## EXERCISE AIM:
If an entry holds a picture, leave that picture out. Give everything else again exactly.

## DATA FOR THIS EXERCISE:
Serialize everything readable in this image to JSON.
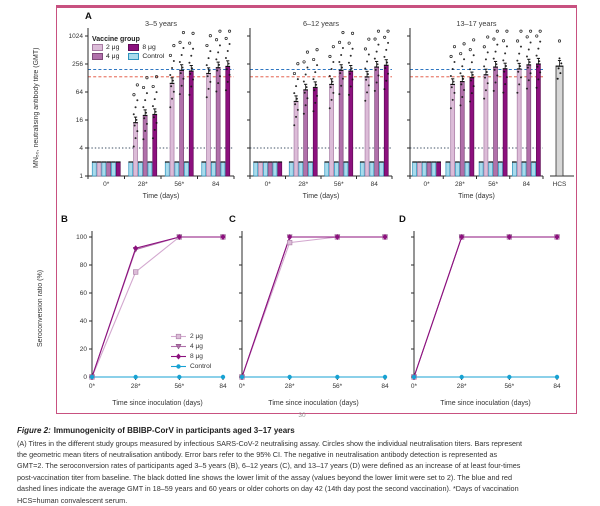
{
  "page_number": "30",
  "colors": {
    "frame_pink": "#c85180",
    "axis": "#2b2b2b",
    "dose2_fill": "#dcbcd8",
    "dose2_stroke": "#a87ca4",
    "dose2_line": "#d3a8cf",
    "dose4_fill": "#b170ab",
    "dose4_stroke": "#7e4a79",
    "dose8_fill": "#8c107e",
    "dose8_stroke": "#600a56",
    "control_fill": "#a9dbec",
    "control_stroke": "#2e93bd",
    "control_line": "#17a2d3",
    "hcs_fill": "#d7d7d7",
    "hcs_stroke": "#333333",
    "blue_dashed": "#2e76c1",
    "red_dashed": "#e04a35",
    "black_dotted": "#3d4f63",
    "scatter_dot": "#161616"
  },
  "chart_data": [
    {
      "id": "A",
      "panel_label": "A",
      "type": "bar",
      "scale": "log4",
      "ylabel": "MN₅₀, neutralising antibody titre (GMT)",
      "xlabel": "Time (days)",
      "categories": [
        "0*",
        "28*",
        "56*",
        "84"
      ],
      "yticks": [
        1,
        4,
        16,
        64,
        256,
        1024
      ],
      "ytick_labels": [
        "1024",
        "256",
        "64",
        "16",
        "4",
        "1"
      ],
      "ylim": [
        1,
        1024
      ],
      "legend": {
        "title": "Vaccine group",
        "items": [
          "2 μg",
          "4 μg",
          "8 μg",
          "Control"
        ]
      },
      "reference_lines": {
        "blue_dashed_gmt_18_59y": 195,
        "red_dashed_gmt_60y_plus": 136,
        "black_dotted_assay_lower_limit": 4
      },
      "hcs_label": "HCS",
      "panels": [
        {
          "title": "3–5 years",
          "series": [
            {
              "name": "2 μg",
              "values": [
                2,
                14,
                98,
                160
              ]
            },
            {
              "name": "4 μg",
              "values": [
                2,
                20,
                187,
                213
              ]
            },
            {
              "name": "8 μg",
              "values": [
                2,
                21,
                180,
                227
              ]
            },
            {
              "name": "Control",
              "values": [
                2,
                2,
                2,
                2
              ]
            }
          ]
        },
        {
          "title": "6–12 years",
          "series": [
            {
              "name": "2 μg",
              "values": [
                2,
                40,
                93,
                135
              ]
            },
            {
              "name": "4 μg",
              "values": [
                2,
                71,
                187,
                220
              ]
            },
            {
              "name": "8 μg",
              "values": [
                2,
                80,
                180,
                240
              ]
            },
            {
              "name": "Control",
              "values": [
                2,
                2,
                2,
                2
              ]
            }
          ]
        },
        {
          "title": "13–17 years",
          "series": [
            {
              "name": "2 μg",
              "values": [
                2,
                93,
                150,
                200
              ]
            },
            {
              "name": "4 μg",
              "values": [
                2,
                107,
                220,
                245
              ]
            },
            {
              "name": "8 μg",
              "values": [
                2,
                130,
                202,
                256
              ]
            },
            {
              "name": "Control",
              "values": [
                2,
                2,
                2,
                2
              ]
            }
          ],
          "hcs_value": 230
        }
      ]
    },
    {
      "id": "B",
      "panel_label": "B",
      "type": "line",
      "ylabel": "Seroconversion ratio (%)",
      "xlabel": "Time since inoculation (days)",
      "x": [
        "0*",
        "28*",
        "56*",
        "84"
      ],
      "yticks": [
        0,
        20,
        40,
        60,
        80,
        100
      ],
      "ylim": [
        0,
        100
      ],
      "legend": {
        "items": [
          "2 μg",
          "4 μg",
          "8 μg",
          "Control"
        ],
        "position": "right-middle"
      },
      "series": [
        {
          "name": "2 μg",
          "values": [
            0,
            75,
            100,
            100
          ]
        },
        {
          "name": "4 μg",
          "values": [
            0,
            91,
            100,
            100
          ]
        },
        {
          "name": "8 μg",
          "values": [
            0,
            92,
            100,
            100
          ]
        },
        {
          "name": "Control",
          "values": [
            0,
            0,
            0,
            0
          ]
        }
      ]
    },
    {
      "id": "C",
      "panel_label": "C",
      "type": "line",
      "xlabel": "Time since inoculation (days)",
      "x": [
        "0*",
        "28*",
        "56*",
        "84"
      ],
      "yticks": [
        0,
        20,
        40,
        60,
        80,
        100
      ],
      "ylim": [
        0,
        100
      ],
      "series": [
        {
          "name": "2 μg",
          "values": [
            0,
            96,
            100,
            100
          ]
        },
        {
          "name": "4 μg",
          "values": [
            0,
            100,
            100,
            100
          ]
        },
        {
          "name": "8 μg",
          "values": [
            0,
            100,
            100,
            100
          ]
        },
        {
          "name": "Control",
          "values": [
            0,
            0,
            0,
            0
          ]
        }
      ]
    },
    {
      "id": "D",
      "panel_label": "D",
      "type": "line",
      "xlabel": "Time since inoculation (days)",
      "x": [
        "0*",
        "28*",
        "56*",
        "84"
      ],
      "yticks": [
        0,
        20,
        40,
        60,
        80,
        100
      ],
      "ylim": [
        0,
        100
      ],
      "series": [
        {
          "name": "2 μg",
          "values": [
            0,
            100,
            100,
            100
          ]
        },
        {
          "name": "4 μg",
          "values": [
            0,
            100,
            100,
            100
          ]
        },
        {
          "name": "8 μg",
          "values": [
            0,
            100,
            100,
            100
          ]
        },
        {
          "name": "Control",
          "values": [
            0,
            0,
            0,
            0
          ]
        }
      ]
    }
  ],
  "caption": {
    "figure_label": "Figure 2:",
    "title": "Immunogenicity of BBIBP-CorV in participants aged 3–17 years",
    "body": "(A) Titres in the different study groups measured by infectious SARS-CoV-2 neutralising assay. Circles show the individual neutralisation titers. Bars represent the geometric mean titers of neutralisation antibody. Error bars refer to the 95% CI. The negative in neutralisation antibody detection is represented as GMT=2. The seroconversion rates of participants aged 3–5 years (B), 6–12 years (C), and 13–17 years (D) were defined as an increase of at least four-times post-vaccination titer from baseline. The black dotted line shows the lower limit of the assay (values beyond the lower limit were set to 2). The blue and red dashed lines indicate the average GMT in 18–59 years and 60 years or older cohorts on day 42 (14th day post the second vaccination). *Days of vaccination HCS=human convalescent serum."
  }
}
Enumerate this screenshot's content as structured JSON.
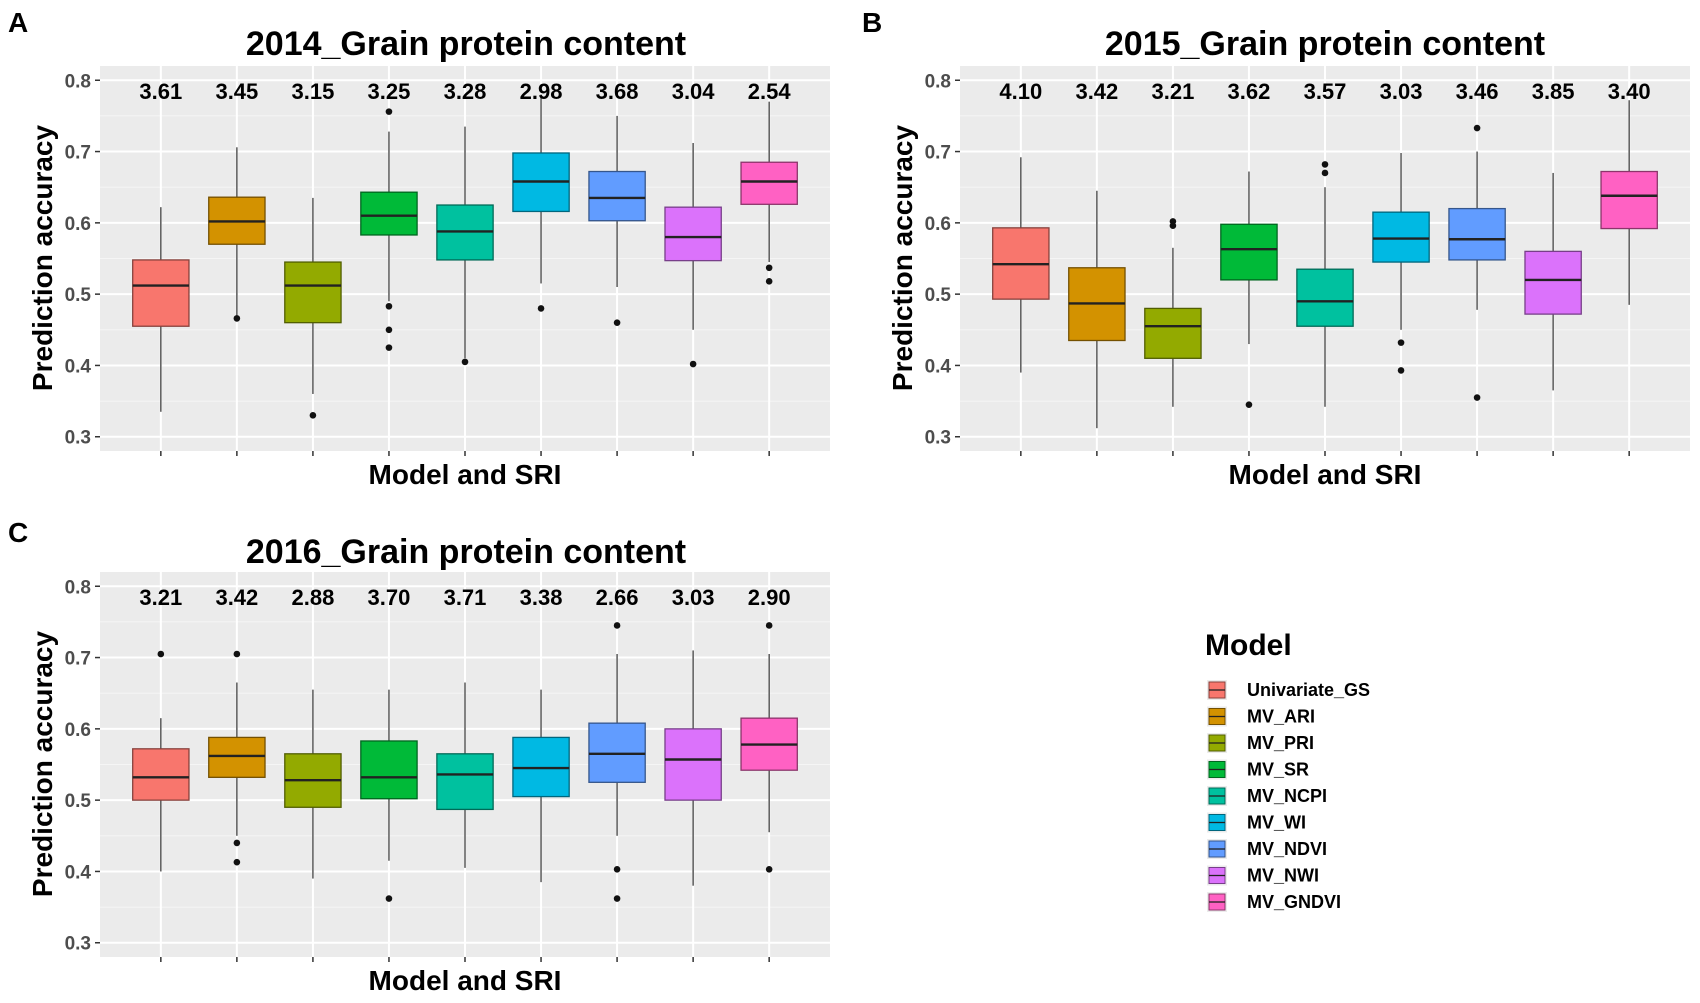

## RESPONSE AREA:
Serialize everything readable in this image to JSON.
{
  "page_number": "30",
  "colors": {
    "frame_pink": "#c85180",
    "axis": "#2b2b2b",
    "dose2_fill": "#dcbcd8",
    "dose2_stroke": "#a87ca4",
    "dose2_line": "#d3a8cf",
    "dose4_fill": "#b170ab",
    "dose4_stroke": "#7e4a79",
    "dose8_fill": "#8c107e",
    "dose8_stroke": "#600a56",
    "control_fill": "#a9dbec",
    "control_stroke": "#2e93bd",
    "control_line": "#17a2d3",
    "hcs_fill": "#d7d7d7",
    "hcs_stroke": "#333333",
    "blue_dashed": "#2e76c1",
    "red_dashed": "#e04a35",
    "black_dotted": "#3d4f63",
    "scatter_dot": "#161616"
  },
  "chart_data": [
    {
      "id": "A",
      "panel_label": "A",
      "type": "bar",
      "scale": "log4",
      "ylabel": "MN₅₀, neutralising antibody titre (GMT)",
      "xlabel": "Time (days)",
      "categories": [
        "0*",
        "28*",
        "56*",
        "84"
      ],
      "yticks": [
        1,
        4,
        16,
        64,
        256,
        1024
      ],
      "ytick_labels": [
        "1024",
        "256",
        "64",
        "16",
        "4",
        "1"
      ],
      "ylim": [
        1,
        1024
      ],
      "legend": {
        "title": "Vaccine group",
        "items": [
          "2 μg",
          "4 μg",
          "8 μg",
          "Control"
        ]
      },
      "reference_lines": {
        "blue_dashed_gmt_18_59y": 195,
        "red_dashed_gmt_60y_plus": 136,
        "black_dotted_assay_lower_limit": 4
      },
      "hcs_label": "HCS",
      "panels": [
        {
          "title": "3–5 years",
          "series": [
            {
              "name": "2 μg",
              "values": [
                2,
                14,
                98,
                160
              ]
            },
            {
              "name": "4 μg",
              "values": [
                2,
                20,
                187,
                213
              ]
            },
            {
              "name": "8 μg",
              "values": [
                2,
                21,
                180,
                227
              ]
            },
            {
              "name": "Control",
              "values": [
                2,
                2,
                2,
                2
              ]
            }
          ]
        },
        {
          "title": "6–12 years",
          "series": [
            {
              "name": "2 μg",
              "values": [
                2,
                40,
                93,
                135
              ]
            },
            {
              "name": "4 μg",
              "values": [
                2,
                71,
                187,
                220
              ]
            },
            {
              "name": "8 μg",
              "values": [
                2,
                80,
                180,
                240
              ]
            },
            {
              "name": "Control",
              "values": [
                2,
                2,
                2,
                2
              ]
            }
          ]
        },
        {
          "title": "13–17 years",
          "series": [
            {
              "name": "2 μg",
              "values": [
                2,
                93,
                150,
                200
              ]
            },
            {
              "name": "4 μg",
              "values": [
                2,
                107,
                220,
                245
              ]
            },
            {
              "name": "8 μg",
              "values": [
                2,
                130,
                202,
                256
              ]
            },
            {
              "name": "Control",
              "values": [
                2,
                2,
                2,
                2
              ]
            }
          ],
          "hcs_value": 230
        }
      ]
    },
    {
      "id": "B",
      "panel_label": "B",
      "type": "line",
      "ylabel": "Seroconversion ratio (%)",
      "xlabel": "Time since inoculation (days)",
      "x": [
        "0*",
        "28*",
        "56*",
        "84"
      ],
      "yticks": [
        0,
        20,
        40,
        60,
        80,
        100
      ],
      "ylim": [
        0,
        100
      ],
      "legend": {
        "items": [
          "2 μg",
          "4 μg",
          "8 μg",
          "Control"
        ],
        "position": "right-middle"
      },
      "series": [
        {
          "name": "2 μg",
          "values": [
            0,
            75,
            100,
            100
          ]
        },
        {
          "name": "4 μg",
          "values": [
            0,
            91,
            100,
            100
          ]
        },
        {
          "name": "8 μg",
          "values": [
            0,
            92,
            100,
            100
          ]
        },
        {
          "name": "Control",
          "values": [
            0,
            0,
            0,
            0
          ]
        }
      ]
    },
    {
      "id": "C",
      "panel_label": "C",
      "type": "line",
      "xlabel": "Time since inoculation (days)",
      "x": [
        "0*",
        "28*",
        "56*",
        "84"
      ],
      "yticks": [
        0,
        20,
        40,
        60,
        80,
        100
      ],
      "ylim": [
        0,
        100
      ],
      "series": [
        {
          "name": "2 μg",
          "values": [
            0,
            96,
            100,
            100
          ]
        },
        {
          "name": "4 μg",
          "values": [
            0,
            100,
            100,
            100
          ]
        },
        {
          "name": "8 μg",
          "values": [
            0,
            100,
            100,
            100
          ]
        },
        {
          "name": "Control",
          "values": [
            0,
            0,
            0,
            0
          ]
        }
      ]
    },
    {
      "id": "D",
      "panel_label": "D",
      "type": "line",
      "xlabel": "Time since inoculation (days)",
      "x": [
        "0*",
        "28*",
        "56*",
        "84"
      ],
      "yticks": [
        0,
        20,
        40,
        60,
        80,
        100
      ],
      "ylim": [
        0,
        100
      ],
      "series": [
        {
          "name": "2 μg",
          "values": [
            0,
            100,
            100,
            100
          ]
        },
        {
          "name": "4 μg",
          "values": [
            0,
            100,
            100,
            100
          ]
        },
        {
          "name": "8 μg",
          "values": [
            0,
            100,
            100,
            100
          ]
        },
        {
          "name": "Control",
          "values": [
            0,
            0,
            0,
            0
          ]
        }
      ]
    }
  ],
  "caption": {
    "figure_label": "Figure 2:",
    "title": "Immunogenicity of BBIBP-CorV in participants aged 3–17 years",
    "body": "(A) Titres in the different study groups measured by infectious SARS-CoV-2 neutralising assay. Circles show the individual neutralisation titers. Bars represent the geometric mean titers of neutralisation antibody. Error bars refer to the 95% CI. The negative in neutralisation antibody detection is represented as GMT=2. The seroconversion rates of participants aged 3–5 years (B), 6–12 years (C), and 13–17 years (D) were defined as an increase of at least four-times post-vaccination titer from baseline. The black dotted line shows the lower limit of the assay (values beyond the lower limit were set to 2). The blue and red dashed lines indicate the average GMT in 18–59 years and 60 years or older cohorts on day 42 (14th day post the second vaccination). *Days of vaccination HCS=human convalescent serum."
  }
}
Enumerate this screenshot's content as structured JSON.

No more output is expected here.